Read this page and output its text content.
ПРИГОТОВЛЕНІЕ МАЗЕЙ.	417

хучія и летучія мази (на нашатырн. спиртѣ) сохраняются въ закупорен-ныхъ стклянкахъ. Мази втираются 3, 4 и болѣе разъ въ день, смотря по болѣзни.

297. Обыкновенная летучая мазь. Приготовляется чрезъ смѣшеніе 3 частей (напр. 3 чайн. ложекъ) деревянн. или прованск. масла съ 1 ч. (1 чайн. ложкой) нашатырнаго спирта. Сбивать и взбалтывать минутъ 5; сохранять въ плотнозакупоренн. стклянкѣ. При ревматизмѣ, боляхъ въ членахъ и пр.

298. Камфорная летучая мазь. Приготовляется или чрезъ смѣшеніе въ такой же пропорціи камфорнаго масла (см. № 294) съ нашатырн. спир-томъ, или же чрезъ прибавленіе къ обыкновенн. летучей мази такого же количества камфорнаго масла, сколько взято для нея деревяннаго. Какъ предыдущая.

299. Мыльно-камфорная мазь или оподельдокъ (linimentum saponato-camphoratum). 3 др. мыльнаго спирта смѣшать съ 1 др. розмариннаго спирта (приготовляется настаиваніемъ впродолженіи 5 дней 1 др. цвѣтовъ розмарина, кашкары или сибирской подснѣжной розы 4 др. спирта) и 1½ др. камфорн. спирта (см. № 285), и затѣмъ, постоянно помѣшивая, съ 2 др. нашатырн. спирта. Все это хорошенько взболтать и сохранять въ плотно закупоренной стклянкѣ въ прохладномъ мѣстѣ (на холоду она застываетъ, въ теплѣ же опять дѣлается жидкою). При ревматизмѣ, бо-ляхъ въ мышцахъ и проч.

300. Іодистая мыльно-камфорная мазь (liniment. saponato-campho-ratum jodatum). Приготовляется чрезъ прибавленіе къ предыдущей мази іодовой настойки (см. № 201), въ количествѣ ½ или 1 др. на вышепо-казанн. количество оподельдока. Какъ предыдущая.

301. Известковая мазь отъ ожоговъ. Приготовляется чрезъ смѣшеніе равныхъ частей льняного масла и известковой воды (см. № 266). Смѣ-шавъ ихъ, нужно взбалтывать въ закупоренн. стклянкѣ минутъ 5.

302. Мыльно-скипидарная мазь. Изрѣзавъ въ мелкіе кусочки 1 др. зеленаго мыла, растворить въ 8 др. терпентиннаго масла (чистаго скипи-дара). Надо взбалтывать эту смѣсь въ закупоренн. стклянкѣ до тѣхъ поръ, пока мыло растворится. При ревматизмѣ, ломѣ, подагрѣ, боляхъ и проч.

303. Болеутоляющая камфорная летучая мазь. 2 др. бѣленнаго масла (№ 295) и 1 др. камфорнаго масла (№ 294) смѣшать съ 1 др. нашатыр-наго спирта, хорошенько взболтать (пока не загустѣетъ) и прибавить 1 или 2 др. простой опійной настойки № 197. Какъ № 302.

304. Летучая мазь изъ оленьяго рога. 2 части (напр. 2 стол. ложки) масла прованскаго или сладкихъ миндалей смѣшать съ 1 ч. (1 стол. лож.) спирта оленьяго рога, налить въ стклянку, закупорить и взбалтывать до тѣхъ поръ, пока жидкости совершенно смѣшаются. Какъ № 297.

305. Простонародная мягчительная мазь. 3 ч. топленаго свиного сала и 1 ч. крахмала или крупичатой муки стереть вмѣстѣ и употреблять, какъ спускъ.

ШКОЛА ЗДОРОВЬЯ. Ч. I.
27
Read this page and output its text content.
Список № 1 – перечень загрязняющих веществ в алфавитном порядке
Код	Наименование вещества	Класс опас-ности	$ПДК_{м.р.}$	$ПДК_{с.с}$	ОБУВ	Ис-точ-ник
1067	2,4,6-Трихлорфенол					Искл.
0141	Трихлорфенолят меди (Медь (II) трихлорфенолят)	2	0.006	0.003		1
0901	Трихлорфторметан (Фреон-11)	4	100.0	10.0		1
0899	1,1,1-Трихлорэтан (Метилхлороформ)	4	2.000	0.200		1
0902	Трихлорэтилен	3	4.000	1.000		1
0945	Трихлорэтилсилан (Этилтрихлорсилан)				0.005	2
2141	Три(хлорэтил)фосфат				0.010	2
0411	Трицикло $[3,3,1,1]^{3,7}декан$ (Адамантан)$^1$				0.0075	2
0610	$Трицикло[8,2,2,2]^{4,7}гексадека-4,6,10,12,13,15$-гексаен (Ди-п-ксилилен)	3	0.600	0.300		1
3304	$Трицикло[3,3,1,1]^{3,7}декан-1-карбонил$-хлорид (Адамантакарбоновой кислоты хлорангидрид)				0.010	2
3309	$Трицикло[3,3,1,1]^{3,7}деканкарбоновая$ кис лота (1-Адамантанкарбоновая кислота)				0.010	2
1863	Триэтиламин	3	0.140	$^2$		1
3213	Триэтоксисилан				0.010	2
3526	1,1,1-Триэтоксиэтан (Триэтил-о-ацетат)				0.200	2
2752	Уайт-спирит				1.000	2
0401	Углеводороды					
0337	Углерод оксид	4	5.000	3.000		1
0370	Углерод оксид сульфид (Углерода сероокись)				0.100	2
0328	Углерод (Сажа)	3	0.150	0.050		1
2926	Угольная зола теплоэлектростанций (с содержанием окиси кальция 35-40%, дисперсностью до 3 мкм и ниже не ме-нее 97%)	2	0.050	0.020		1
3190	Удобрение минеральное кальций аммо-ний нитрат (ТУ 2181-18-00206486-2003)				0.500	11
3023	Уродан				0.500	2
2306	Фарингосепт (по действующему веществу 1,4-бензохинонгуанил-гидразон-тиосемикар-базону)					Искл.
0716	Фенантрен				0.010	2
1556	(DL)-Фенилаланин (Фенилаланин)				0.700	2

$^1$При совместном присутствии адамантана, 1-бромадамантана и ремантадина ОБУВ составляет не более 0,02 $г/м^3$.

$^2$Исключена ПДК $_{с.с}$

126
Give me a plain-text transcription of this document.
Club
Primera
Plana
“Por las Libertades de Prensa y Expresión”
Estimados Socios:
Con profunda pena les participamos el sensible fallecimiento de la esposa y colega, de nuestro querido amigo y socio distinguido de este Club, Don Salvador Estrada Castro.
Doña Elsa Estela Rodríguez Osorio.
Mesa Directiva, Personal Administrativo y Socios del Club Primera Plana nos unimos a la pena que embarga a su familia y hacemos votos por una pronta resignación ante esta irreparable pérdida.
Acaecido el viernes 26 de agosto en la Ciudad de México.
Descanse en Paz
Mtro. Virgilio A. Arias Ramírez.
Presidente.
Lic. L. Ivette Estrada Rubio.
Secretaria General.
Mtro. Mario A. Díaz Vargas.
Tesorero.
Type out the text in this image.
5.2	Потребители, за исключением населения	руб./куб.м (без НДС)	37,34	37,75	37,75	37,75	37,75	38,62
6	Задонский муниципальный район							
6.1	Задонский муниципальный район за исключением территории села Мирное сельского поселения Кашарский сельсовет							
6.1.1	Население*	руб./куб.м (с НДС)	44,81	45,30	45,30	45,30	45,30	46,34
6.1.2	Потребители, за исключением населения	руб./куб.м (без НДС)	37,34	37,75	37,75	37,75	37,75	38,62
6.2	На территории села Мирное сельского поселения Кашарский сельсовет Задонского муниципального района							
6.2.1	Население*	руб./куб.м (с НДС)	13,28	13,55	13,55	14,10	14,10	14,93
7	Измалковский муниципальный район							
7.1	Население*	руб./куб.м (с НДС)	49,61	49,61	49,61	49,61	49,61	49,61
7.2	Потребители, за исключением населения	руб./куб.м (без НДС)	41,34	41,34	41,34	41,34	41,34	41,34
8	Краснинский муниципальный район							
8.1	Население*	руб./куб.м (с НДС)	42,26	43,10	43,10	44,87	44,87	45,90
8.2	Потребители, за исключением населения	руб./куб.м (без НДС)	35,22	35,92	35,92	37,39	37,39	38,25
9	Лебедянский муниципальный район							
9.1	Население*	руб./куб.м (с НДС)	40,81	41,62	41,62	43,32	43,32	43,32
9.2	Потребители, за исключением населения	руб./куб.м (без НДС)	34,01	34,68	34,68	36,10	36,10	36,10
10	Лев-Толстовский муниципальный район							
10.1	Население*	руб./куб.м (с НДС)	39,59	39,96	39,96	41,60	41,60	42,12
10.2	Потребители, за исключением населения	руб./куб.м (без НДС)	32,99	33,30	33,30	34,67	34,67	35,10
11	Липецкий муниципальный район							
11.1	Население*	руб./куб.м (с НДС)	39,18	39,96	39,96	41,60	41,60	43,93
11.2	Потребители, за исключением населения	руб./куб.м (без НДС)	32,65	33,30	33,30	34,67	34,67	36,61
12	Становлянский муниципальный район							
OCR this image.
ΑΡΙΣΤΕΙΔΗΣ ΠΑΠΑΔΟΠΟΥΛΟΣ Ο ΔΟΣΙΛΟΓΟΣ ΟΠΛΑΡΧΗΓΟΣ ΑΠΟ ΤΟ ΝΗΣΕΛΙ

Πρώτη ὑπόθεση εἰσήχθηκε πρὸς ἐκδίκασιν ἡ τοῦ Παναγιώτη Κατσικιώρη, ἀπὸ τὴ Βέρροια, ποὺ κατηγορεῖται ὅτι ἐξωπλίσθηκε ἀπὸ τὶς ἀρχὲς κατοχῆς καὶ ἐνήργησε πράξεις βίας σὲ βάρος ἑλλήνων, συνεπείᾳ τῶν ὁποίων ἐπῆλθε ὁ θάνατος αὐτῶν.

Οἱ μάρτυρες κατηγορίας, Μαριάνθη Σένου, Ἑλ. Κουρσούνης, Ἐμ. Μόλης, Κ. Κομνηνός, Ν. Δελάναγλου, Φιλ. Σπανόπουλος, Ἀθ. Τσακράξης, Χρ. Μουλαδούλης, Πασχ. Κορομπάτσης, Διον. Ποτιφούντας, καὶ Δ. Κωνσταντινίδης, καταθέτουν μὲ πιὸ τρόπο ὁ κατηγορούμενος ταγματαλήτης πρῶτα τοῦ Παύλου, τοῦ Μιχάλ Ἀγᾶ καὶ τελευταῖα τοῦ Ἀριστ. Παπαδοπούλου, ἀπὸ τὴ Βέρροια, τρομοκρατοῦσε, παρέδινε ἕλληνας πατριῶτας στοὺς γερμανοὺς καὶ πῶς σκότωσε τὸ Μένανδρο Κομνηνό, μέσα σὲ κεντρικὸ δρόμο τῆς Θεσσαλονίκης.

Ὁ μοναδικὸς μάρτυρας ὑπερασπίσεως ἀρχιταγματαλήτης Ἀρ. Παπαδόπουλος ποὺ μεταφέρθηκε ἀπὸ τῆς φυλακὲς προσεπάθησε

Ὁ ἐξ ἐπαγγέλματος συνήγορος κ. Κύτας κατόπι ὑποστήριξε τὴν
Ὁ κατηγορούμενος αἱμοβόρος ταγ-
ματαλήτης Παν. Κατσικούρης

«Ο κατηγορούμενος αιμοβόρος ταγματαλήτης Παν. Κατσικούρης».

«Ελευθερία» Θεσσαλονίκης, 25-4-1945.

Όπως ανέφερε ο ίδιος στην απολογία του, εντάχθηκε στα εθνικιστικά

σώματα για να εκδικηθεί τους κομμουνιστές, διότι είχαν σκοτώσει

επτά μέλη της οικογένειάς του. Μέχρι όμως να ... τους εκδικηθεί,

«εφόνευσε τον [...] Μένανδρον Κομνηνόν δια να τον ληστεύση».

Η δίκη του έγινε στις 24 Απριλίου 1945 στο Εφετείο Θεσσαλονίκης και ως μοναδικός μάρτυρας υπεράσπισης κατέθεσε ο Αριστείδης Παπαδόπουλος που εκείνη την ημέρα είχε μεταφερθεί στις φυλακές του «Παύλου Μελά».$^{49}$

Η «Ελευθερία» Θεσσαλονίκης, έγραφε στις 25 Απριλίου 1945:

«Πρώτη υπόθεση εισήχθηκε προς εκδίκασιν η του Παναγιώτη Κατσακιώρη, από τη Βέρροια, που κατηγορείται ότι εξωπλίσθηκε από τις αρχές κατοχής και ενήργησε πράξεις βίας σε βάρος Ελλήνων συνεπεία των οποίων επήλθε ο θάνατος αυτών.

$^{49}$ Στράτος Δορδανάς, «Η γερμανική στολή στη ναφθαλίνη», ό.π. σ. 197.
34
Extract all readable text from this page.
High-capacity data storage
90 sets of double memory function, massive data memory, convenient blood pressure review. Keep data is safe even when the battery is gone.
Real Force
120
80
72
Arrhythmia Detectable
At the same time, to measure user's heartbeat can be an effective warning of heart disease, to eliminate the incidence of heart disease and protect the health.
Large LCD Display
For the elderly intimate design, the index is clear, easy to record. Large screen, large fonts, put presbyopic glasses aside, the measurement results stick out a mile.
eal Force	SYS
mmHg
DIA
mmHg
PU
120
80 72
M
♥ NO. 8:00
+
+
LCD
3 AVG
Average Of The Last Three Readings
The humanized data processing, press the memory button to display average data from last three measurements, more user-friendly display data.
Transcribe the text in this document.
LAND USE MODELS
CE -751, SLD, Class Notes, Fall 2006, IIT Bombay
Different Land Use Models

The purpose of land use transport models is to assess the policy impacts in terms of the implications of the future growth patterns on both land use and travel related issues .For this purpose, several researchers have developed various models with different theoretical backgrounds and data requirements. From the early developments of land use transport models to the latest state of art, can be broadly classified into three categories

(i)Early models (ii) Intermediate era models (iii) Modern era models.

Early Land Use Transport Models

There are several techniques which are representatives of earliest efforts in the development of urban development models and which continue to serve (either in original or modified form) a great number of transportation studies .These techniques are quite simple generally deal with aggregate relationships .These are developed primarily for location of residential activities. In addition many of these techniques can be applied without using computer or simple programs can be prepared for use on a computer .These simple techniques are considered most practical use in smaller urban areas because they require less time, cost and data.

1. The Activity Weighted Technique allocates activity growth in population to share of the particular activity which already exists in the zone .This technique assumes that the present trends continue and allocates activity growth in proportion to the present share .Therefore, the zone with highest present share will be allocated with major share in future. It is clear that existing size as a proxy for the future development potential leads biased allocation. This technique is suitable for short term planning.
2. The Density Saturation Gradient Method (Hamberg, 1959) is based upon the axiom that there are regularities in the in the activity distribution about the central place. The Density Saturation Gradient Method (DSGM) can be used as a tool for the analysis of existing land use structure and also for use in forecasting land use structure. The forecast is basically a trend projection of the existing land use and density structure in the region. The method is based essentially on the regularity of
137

▶ **Your task**
Copy all lines from the material that hold "Задонский".

▶ **Final result**
6	Задонский муниципальный район							
6.1	Задонский муниципальный район за исключением территории села Мирное сельского поселения Кашарский сельсовет							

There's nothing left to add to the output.